** Your instructions **
Can you restate the records below word for word?

** Recorded information **
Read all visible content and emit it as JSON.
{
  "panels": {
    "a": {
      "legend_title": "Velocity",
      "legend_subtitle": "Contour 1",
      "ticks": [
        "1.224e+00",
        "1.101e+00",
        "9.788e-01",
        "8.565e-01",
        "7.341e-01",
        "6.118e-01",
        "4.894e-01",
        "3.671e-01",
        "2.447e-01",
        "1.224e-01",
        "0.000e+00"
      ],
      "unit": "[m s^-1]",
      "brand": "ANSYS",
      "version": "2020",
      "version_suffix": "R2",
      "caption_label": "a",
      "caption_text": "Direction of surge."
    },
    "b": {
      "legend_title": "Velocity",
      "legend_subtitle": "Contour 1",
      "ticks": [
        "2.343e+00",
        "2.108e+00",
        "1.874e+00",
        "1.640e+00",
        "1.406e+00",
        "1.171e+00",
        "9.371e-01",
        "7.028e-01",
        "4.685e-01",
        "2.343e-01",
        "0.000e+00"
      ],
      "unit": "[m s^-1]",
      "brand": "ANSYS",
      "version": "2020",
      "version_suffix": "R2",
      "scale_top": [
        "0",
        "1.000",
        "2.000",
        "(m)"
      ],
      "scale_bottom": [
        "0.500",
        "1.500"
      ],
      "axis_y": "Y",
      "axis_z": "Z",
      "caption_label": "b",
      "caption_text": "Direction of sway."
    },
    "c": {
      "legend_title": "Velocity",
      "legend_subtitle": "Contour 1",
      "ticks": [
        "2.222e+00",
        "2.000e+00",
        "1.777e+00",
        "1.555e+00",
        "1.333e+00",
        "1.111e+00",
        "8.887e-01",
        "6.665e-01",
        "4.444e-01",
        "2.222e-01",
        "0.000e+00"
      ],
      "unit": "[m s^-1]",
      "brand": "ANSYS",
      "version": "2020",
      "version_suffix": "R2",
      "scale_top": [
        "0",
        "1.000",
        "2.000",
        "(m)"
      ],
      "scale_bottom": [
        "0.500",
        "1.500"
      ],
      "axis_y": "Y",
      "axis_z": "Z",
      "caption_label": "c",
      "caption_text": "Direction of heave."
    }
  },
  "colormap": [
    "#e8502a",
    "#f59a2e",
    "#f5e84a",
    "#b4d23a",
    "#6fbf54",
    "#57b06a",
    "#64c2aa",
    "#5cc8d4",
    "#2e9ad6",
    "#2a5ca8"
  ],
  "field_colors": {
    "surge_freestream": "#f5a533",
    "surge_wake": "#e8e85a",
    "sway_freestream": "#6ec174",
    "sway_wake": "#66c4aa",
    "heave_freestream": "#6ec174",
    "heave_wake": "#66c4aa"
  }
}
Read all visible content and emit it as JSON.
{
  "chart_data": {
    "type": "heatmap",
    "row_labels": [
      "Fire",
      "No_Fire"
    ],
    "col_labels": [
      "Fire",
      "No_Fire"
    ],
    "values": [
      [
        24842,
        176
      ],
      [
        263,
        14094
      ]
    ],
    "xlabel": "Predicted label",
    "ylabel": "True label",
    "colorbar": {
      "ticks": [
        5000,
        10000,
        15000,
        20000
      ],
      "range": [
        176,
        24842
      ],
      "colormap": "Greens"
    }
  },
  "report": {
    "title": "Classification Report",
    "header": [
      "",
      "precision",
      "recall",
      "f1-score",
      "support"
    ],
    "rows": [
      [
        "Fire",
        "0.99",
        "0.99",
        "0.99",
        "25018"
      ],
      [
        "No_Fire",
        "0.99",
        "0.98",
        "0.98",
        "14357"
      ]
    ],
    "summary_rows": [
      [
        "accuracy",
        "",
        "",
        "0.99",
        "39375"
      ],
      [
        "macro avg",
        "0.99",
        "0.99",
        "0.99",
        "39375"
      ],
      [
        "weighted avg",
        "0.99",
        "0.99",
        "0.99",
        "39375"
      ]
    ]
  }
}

** Written answer **
Read all visible content and emit it as JSON.
{
  "panels": {
    "a": {
      "legend_title": "Velocity",
      "legend_subtitle": "Contour 1",
      "ticks": [
        "1.224e+00",
        "1.101e+00",
        "9.788e-01",
        "8.565e-01",
        "7.341e-01",
        "6.118e-01",
        "4.894e-01",
        "3.671e-01",
        "2.447e-01",
        "1.224e-01",
        "0.000e+00"
      ],
      "unit": "[m s^-1]",
      "brand": "ANSYS",
      "version": "2020",
      "version_suffix": "R2",
      "caption_label": "a",
      "caption_text": "Direction of surge."
    },
    "b": {
      "legend_title": "Velocity",
      "legend_subtitle": "Contour 1",
      "ticks": [
        "2.343e+00",
        "2.108e+00",
        "1.874e+00",
        "1.640e+00",
        "1.406e+00",
        "1.171e+00",
        "9.371e-01",
        "7.028e-01",
        "4.685e-01",
        "2.343e-01",
        "0.000e+00"
      ],
      "unit": "[m s^-1]",
      "brand": "ANSYS",
      "version": "2020",
      "version_suffix": "R2",
      "scale_top": [
        "0",
        "1.000",
        "2.000",
        "(m)"
      ],
      "scale_bottom": [
        "0.500",
        "1.500"
      ],
      "axis_y": "Y",
      "axis_z": "Z",
      "caption_label": "b",
      "caption_text": "Direction of sway."
    },
    "c": {
      "legend_title": "Velocity",
      "legend_subtitle": "Contour 1",
      "ticks": [
        "2.222e+00",
        "2.000e+00",
        "1.777e+00",
        "1.555e+00",
        "1.333e+00",
        "1.111e+00",
        "8.887e-01",
        "6.665e-01",
        "4.444e-01",
        "2.222e-01",
        "0.000e+00"
      ],
      "unit": "[m s^-1]",
      "brand": "ANSYS",
      "version": "2020",
      "version_suffix": "R2",
      "scale_top": [
        "0",
        "1.000",
        "2.000",
        "(m)"
      ],
      "scale_bottom": [
        "0.500",
        "1.500"
      ],
      "axis_y": "Y",
      "axis_z": "Z",
      "caption_label": "c",
      "caption_text": "Direction of heave."
    }
  },
  "colormap": [
    "#e8502a",
    "#f59a2e",
    "#f5e84a",
    "#b4d23a",
    "#6fbf54",
    "#57b06a",
    "#64c2aa",
    "#5cc8d4",
    "#2e9ad6",
    "#2a5ca8"
  ],
  "field_colors": {
    "surge_freestream": "#f5a533",
    "surge_wake": "#e8e85a",
    "sway_freestream": "#6ec174",
    "sway_wake": "#66c4aa",
    "heave_freestream": "#6ec174",
    "heave_wake": "#66c4aa"
  }
}
Read all visible content and emit it as JSON.
{
  "chart_data": {
    "type": "heatmap",
    "row_labels": [
      "Fire",
      "No_Fire"
    ],
    "col_labels": [
      "Fire",
      "No_Fire"
    ],
    "values": [
      [
        24842,
        176
      ],
      [
        263,
        14094
      ]
    ],
    "xlabel": "Predicted label",
    "ylabel": "True label",
    "colorbar": {
      "ticks": [
        5000,
        10000,
        15000,
        20000
      ],
      "range": [
        176,
        24842
      ],
      "colormap": "Greens"
    }
  },
  "report": {
    "title": "Classification Report",
    "header": [
      "",
      "precision",
      "recall",
      "f1-score",
      "support"
    ],
    "rows": [
      [
        "Fire",
        "0.99",
        "0.99",
        "0.99",
        "25018"
      ],
      [
        "No_Fire",
        "0.99",
        "0.98",
        "0.98",
        "14357"
      ]
    ],
    "summary_rows": [
      [
        "accuracy",
        "",
        "",
        "0.99",
        "39375"
      ],
      [
        "macro avg",
        "0.99",
        "0.99",
        "0.99",
        "39375"
      ],
      [
        "weighted avg",
        "0.99",
        "0.99",
        "0.99",
        "39375"
      ]
    ]
  }
}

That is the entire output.